Challenge A: Duplicate everything in the arm64 patch discussion from "local_daif_restore(DAIF_PROCCTX);" down to "series on first.".

** BEGIN Source extract **

Re: [PATCH] arm64: fix potential deadlock in arm64-provide-pseudo-NMI-with-GICv3

From: Julien Thierry
Date: Tue Jan 29 2019 - 08:42:24 EST


Hi Wei,

Thanks testing the series.

On 29/01/2019 13:12, Wei Li wrote:
> In some exception handlers, the interrupt is not reenabled by daifclr at first.
> The later process may call local_irq_enable() to enable the interrupt, like
> gic_handle_irq(). As we known, function local_irq_enable() just change the pmr now.

This is not yet in, so it might be useful to point to the series that
adds this:
https://lkml.org/lkml/2019/1/21/1060

> The following codes what i found may cause a deadlock or some issues else:
>
> do_sp_pc_abort <- el0_sp_pc
> do_el0_ia_bp_hardening <- el0_ia
> kgdb_roundup_cpus <- el1_dbg
>
> Signed-off-by: Wei Li <liwei391@xxxxxxxxxx>
> ---
> arch/arm64/kernel/kgdb.c | 4 ++++
> arch/arm64/mm/fault.c | 6 ++++++
> 2 files changed, 10 insertions(+)
>
> diff --git a/arch/arm64/kernel/kgdb.c b/arch/arm64/kernel/kgdb.c
> index a20de58061a8..119fbf2c0788 100644
> --- a/arch/arm64/kernel/kgdb.c
> +++ b/arch/arm64/kernel/kgdb.c
> @@ -25,6 +25,7 @@
> #include <linux/kgdb.h>
> #include <linux/kprobes.h>
> #include <linux/sched/task_stack.h>
> +#include <linux/irqchip/arm-gic-v3.h>
>
> #include <asm/debug-monitors.h>
> #include <asm/insn.h>
> @@ -291,6 +292,9 @@ static void kgdb_call_nmi_hook(void *ignored)
>
> void kgdb_roundup_cpus(unsigned long flags)

Hmm, I don't see this function defined in arch/arm64/kernel/kgdb.c in
v5.0-rc*. Was it removed? or is that something in your local tree.

> {
> + if (gic_prio_masking_enabled())
> + gic_arch_enable_irqs();
> +
> local_irq_enable();

Seeing we introduce the daifflags functions, with the relation described
at the top of arch/arm64/include/asm/daifflags.h. I think just calling
local_irq_enable() might not comply with this, as PSR.I would be clear
while PSR.D is set.

Maybe it should be using:

local_daif_restore(DAIF_PROCCTX);

> smp_call_function(kgdb_call_nmi_hook, NULL, 0);
> local_irq_disable();

and here
local_daif_mask();

Although I'd like to understand what you are applying the pseudo-NMI
series on first.

** END Source extract **

Challenge B: From the records below, set down everything from the line containing "callout-number-badge: 5 [788, 799, 822, 833]" down to the line containing "list-item: Clamps installed", keeping both of those lines and changing nothing.

** BEGIN Entries shown **

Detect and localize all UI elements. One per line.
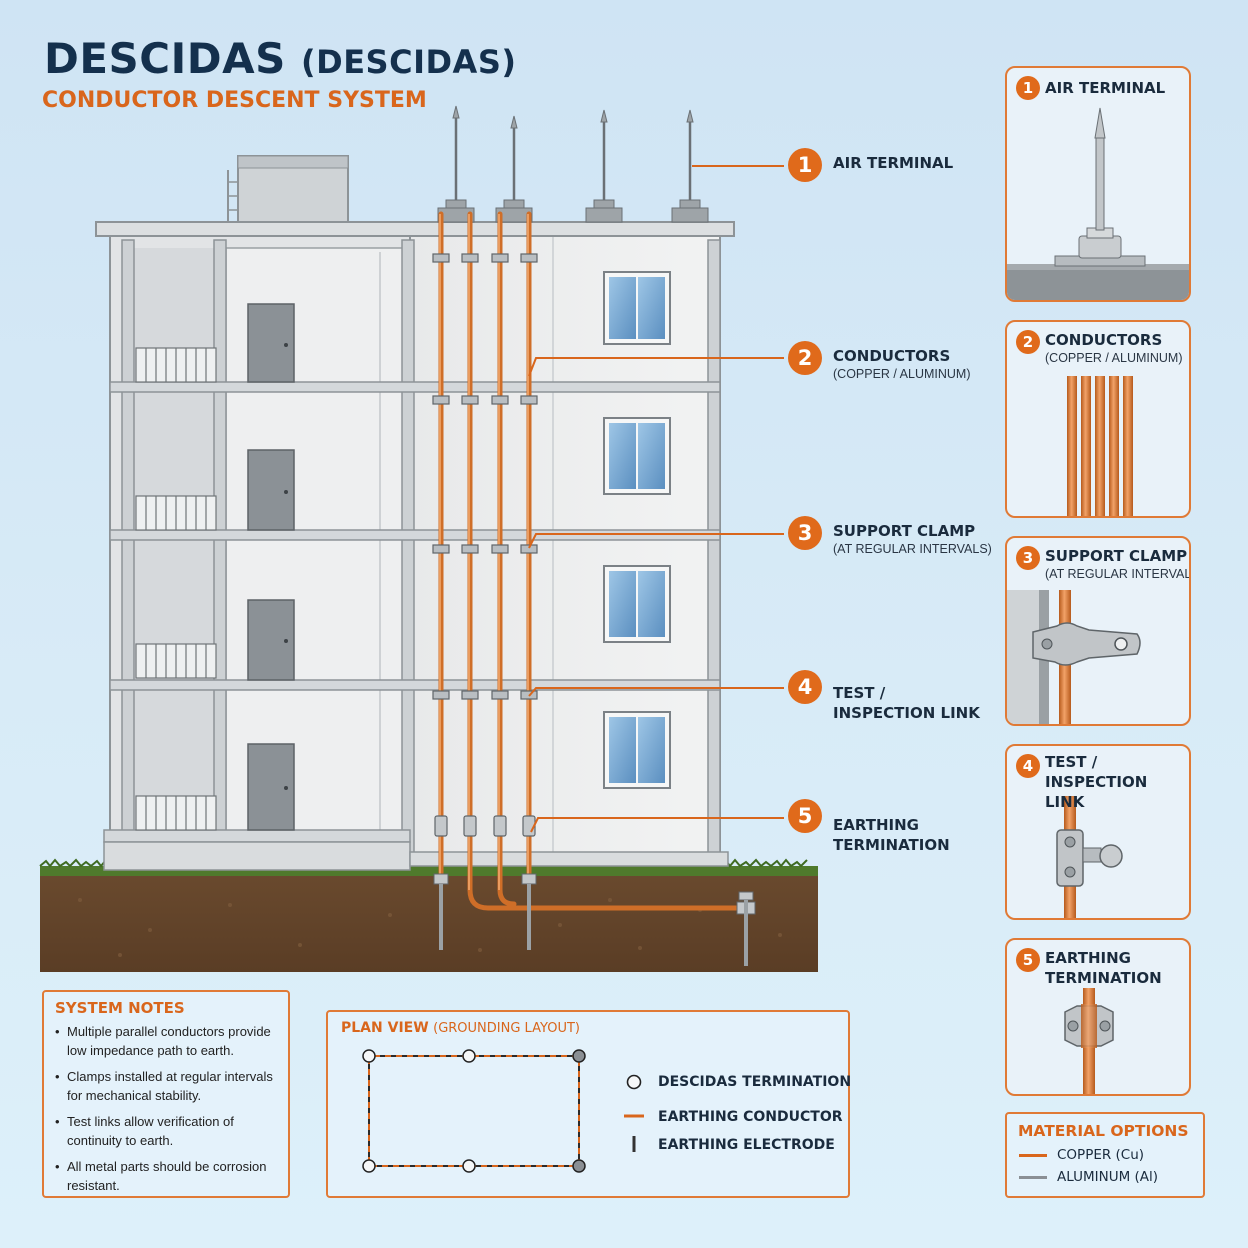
callout-number-badge: 5 [788, 799, 822, 833]
detail-panel-support-clamp: 3 SUPPORT CLAMP (AT REGULAR INTERVALS) [1005, 536, 1191, 726]
callout-label: SUPPORT CLAMP [833, 522, 976, 540]
panel-sublabel: (AT REGULAR INTERVALS) [1045, 567, 1191, 581]
conductors-detail-icon [1067, 376, 1133, 516]
air-terminals [437, 105, 709, 223]
plan-view-box: PLAN VIEW (GROUNDING LAYOUT) DESCIDAS TE… [326, 1010, 852, 1198]
plan-legend-conductor: EARTHING CONDUCTOR [658, 1109, 843, 1125]
earth-electrodes [433, 873, 756, 966]
list-item: Clamps installed at regular intervals fo… [55, 1067, 281, 1105]
panel-label: AIR TERMINAL [1045, 79, 1166, 97]
material-options-box: MATERIAL OPTIONS COPPER (Cu) ALUMINUM (A… [1005, 1112, 1205, 1198]
page-subtitle: CONDUCTOR DESCENT SYSTEM [42, 88, 427, 113]
panel-number-badge: 1 [1016, 76, 1040, 100]
callout-number-badge: 3 [788, 516, 822, 550]
plan-view-subtitle: (GROUNDING LAYOUT) [433, 1021, 580, 1036]
page-title-paren: (DESCIDAS) [301, 43, 517, 81]
list-item: All metal parts should be corrosion resi… [55, 1157, 281, 1195]
earthing-termination-detail-icon [1064, 988, 1114, 1094]
callout-label: CONDUCTORS [833, 347, 951, 365]
list-item: Multiple parallel conductors provide low… [55, 1022, 281, 1060]
callout-number-badge: 1 [788, 148, 822, 182]
page-title: DESCIDAS (DESCIDAS) [44, 34, 517, 83]
plan-view-title: PLAN VIEW [341, 1020, 429, 1036]
material-options-title: MATERIAL OPTIONS [1018, 1122, 1189, 1140]
panel-label: TEST / INSPECTION LINK [1045, 753, 1148, 811]
callout-number-badge: 4 [788, 670, 822, 704]
panel-sublabel: (COPPER / ALUMINUM) [1045, 351, 1183, 365]
panel-number-badge: 5 [1016, 948, 1040, 972]
panel-number-badge: 2 [1016, 330, 1040, 354]
aluminum-swatch-icon [1019, 1176, 1047, 1179]
detail-panel-earthing-termination: 5 EARTHING TERMINATION [1005, 938, 1191, 1096]
leader-lines [528, 165, 784, 833]
plan-view-heading: PLAN VIEW (GROUNDING LAYOUT) [341, 1019, 580, 1037]
air-terminal-detail-icon [1007, 107, 1189, 300]
plan-legend-symbols [624, 1074, 644, 1152]
ground [39, 858, 818, 972]
copper-swatch-icon [1019, 1154, 1047, 1157]
callout-label: TEST / INSPECTION LINK [833, 684, 980, 722]
plan-legend-electrode: EARTHING ELECTRODE [658, 1137, 835, 1153]
callout-sublabel: (AT REGULAR INTERVALS) [833, 542, 992, 556]
roof-structure [227, 155, 349, 227]
panel-label: SUPPORT CLAMP [1045, 547, 1188, 565]
detail-panel-test-link: 4 TEST / INSPECTION LINK [1005, 744, 1191, 920]
callout-number-badge: 2 [788, 341, 822, 375]
material-option-aluminum: ALUMINUM (Al) [1057, 1169, 1159, 1185]
callout-label: EARTHING TERMINATION [833, 816, 950, 854]
list-item: Test links allow verification of continu… [55, 1112, 281, 1150]
panel-number-badge: 3 [1016, 546, 1040, 570]
support-clamps [432, 253, 538, 700]
system-notes-box: SYSTEM NOTES Multiple parallel conductor… [42, 990, 290, 1198]
panel-label: CONDUCTORS [1045, 331, 1163, 349]
building [95, 221, 735, 871]
system-notes-list: Multiple parallel conductors provide low… [55, 1022, 281, 1202]
windows [603, 271, 671, 789]
test-link-detail-icon [1056, 796, 1123, 918]
panel-number-badge: 4 [1016, 754, 1040, 778]
detail-panel-air-terminal: 1 AIR TERMINAL [1005, 66, 1191, 302]
support-clamp-detail-icon [1007, 590, 1141, 724]
plan-legend-termination: DESCIDAS TERMINATION [658, 1074, 852, 1090]
panel-label: EARTHING TERMINATION [1045, 949, 1162, 987]
callout-label: AIR TERMINAL [833, 154, 954, 172]
circle-icon [626, 1074, 642, 1090]
material-option-copper: COPPER (Cu) [1057, 1147, 1145, 1163]
system-notes-title: SYSTEM NOTES [55, 999, 185, 1017]
grounding-layout-diagram [362, 1049, 586, 1173]
detail-panel-conductors: 2 CONDUCTORS (COPPER / ALUMINUM) [1005, 320, 1191, 518]
callout-sublabel: (COPPER / ALUMINUM) [833, 367, 971, 381]
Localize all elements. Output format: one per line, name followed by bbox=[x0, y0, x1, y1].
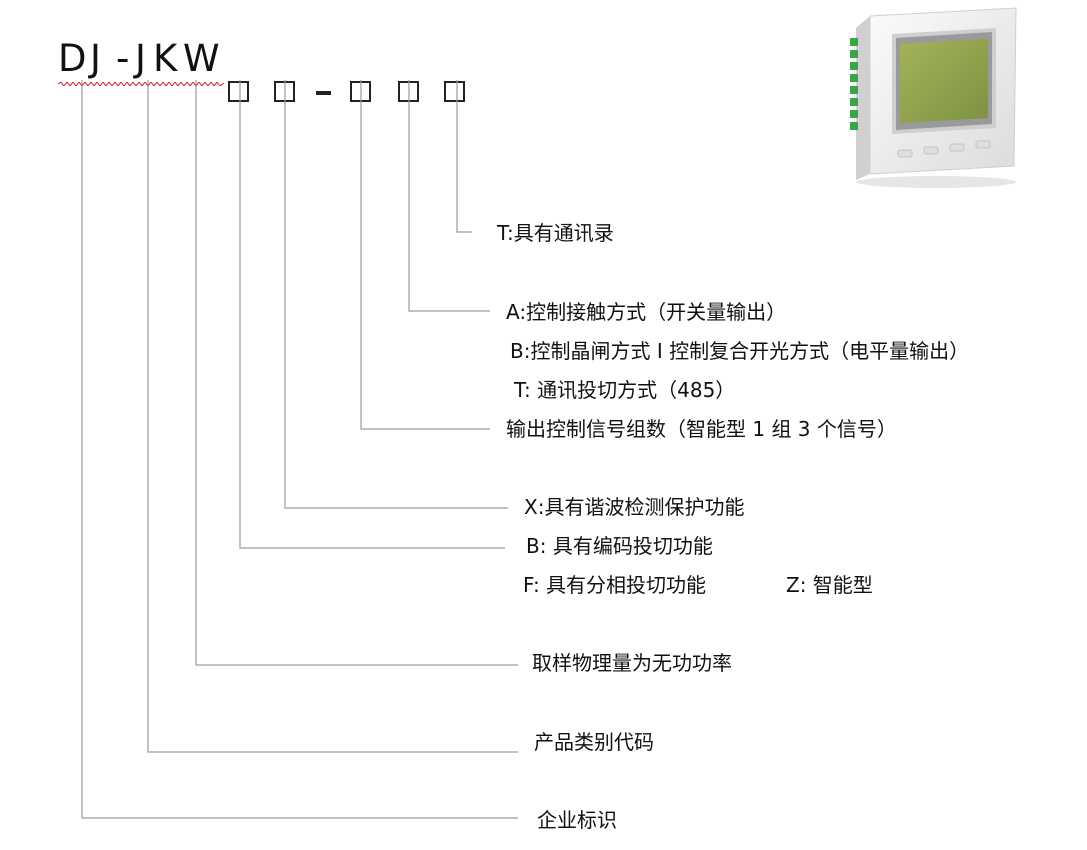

** END Entries shown **

Response A:
local_daif_restore(DAIF_PROCCTX);

> smp_call_function(kgdb_call_nmi_hook, NULL, 0);
> local_irq_disable();

and here
local_daif_mask();

Although I'd like to understand what you are applying the pseudo-NMI
series on first.

Response B:
callout-number-badge: 5 [788, 799, 822, 833]
detail-panel-support-clamp: 3 SUPPORT CLAMP (AT REGULAR INTERVALS) [1005, 536, 1191, 726]
callout-label: SUPPORT CLAMP [833, 522, 976, 540]
panel-sublabel: (AT REGULAR INTERVALS) [1045, 567, 1191, 581]
conductors-detail-icon [1067, 376, 1133, 516]
air-terminals [437, 105, 709, 223]
plan-view-box: PLAN VIEW (GROUNDING LAYOUT) DESCIDAS TE… [326, 1010, 852, 1198]
plan-legend-conductor: EARTHING CONDUCTOR [658, 1109, 843, 1125]
earth-electrodes [433, 873, 756, 966]
list-item: Clamps installed at regular intervals fo… [55, 1067, 281, 1105]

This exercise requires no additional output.